- League: Carolina League
- Sport: Baseball
- Duration: April 12 – September 2
- Number of games: 140
- Number of teams: 8

Regular season
- Season MVP: Gary Scott, Winston-Salem Spirits

Playoffs
- League champions: Frederick Keys
- Runners-up: Kinston Indians

CL seasons
- ← 19891991 →

= 1990 Carolina League season =

The 1990 Carolina League was a Class A-Advanced baseball season played between April 12 and September 2. Eight teams played a 140-game schedule, with the winners of each half of the season competing in the playoffs.

The Frederick Keys won the Carolina League championship, defeating the Kinston Indians in the final round of the playoffs.

==League changes==
- The Carolina League was reclassified from Class A to Class A-Advanced beginning in the 1990 season.

==Team changes==
- The Peninsula Pilots began an affiliation with the Seattle Mariners.

Tasks:
a – According to the 1990 Carolina League season text, who was named the season MVP?
b – Reproduce everything from "The Frederick Keys" down to "the Seattle Mariners." in the 1990 Carolina League season text, renaming "Kinston Indians" as "Kinston Eagles".
c – Extend the 1990 Carolina League season text onward from its final line.
The material that comes after this text is taken from an unrelated source.

Supplied data:
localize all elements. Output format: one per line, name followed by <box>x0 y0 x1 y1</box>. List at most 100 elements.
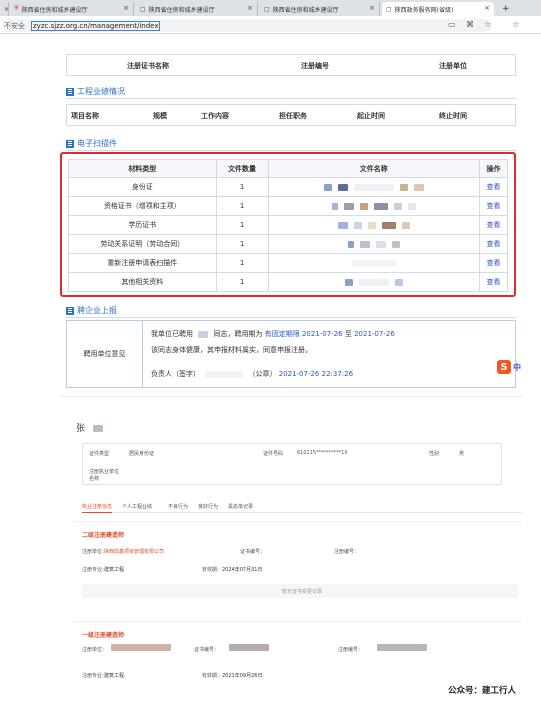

Responses per task:
a – Gary Scott of the Winston-Salem Spirits was named the season MVP.

b –
The Frederick Keys won the Carolina League championship, defeating the Kinston Eagles in the final round of the playoffs.

==League changes==
- The Carolina League was reclassified from Class A to Class A-Advanced beginning in the 1990 season.

==Team changes==
- The Peninsula Pilots began an affiliation with the Seattle Mariners.

c –
==Teams==

1990 Carolina League
| Division | Team | City | MLB Affiliate | Stadium |
| North | Frederick Keys | Frederick, Maryland | Baltimore Orioles | Harry Grove Stadium |
| Lynchburg Red Sox | Lynchburg, Virginia | Boston Red Sox | City Stadium |
| Prince William Cannons | Woodbridge, Virginia | New York Yankees | Prince William County Stadium |
| Salem Buccaneers | Salem, Virginia | Pittsburgh Pirates | Salem Municipal Field |
| South | Durham Bulls | Durham, North Carolina | Atlanta Braves | Durham Athletic Park |
| Kinston Indians | Kinston, North Carolina | Cleveland Indians | Grainger Stadium |
| Peninsula Pilots | Hampton, Virginia | Seattle Mariners | War Memorial Stadium |
| Winston-Salem Spirits | Winston-Salem, North Carolina | Chicago Cubs | Ernie Shore Field |

==Regular season==
===Summary===
- The Kinston Indians finished with the best record in the league for the first time since 1988.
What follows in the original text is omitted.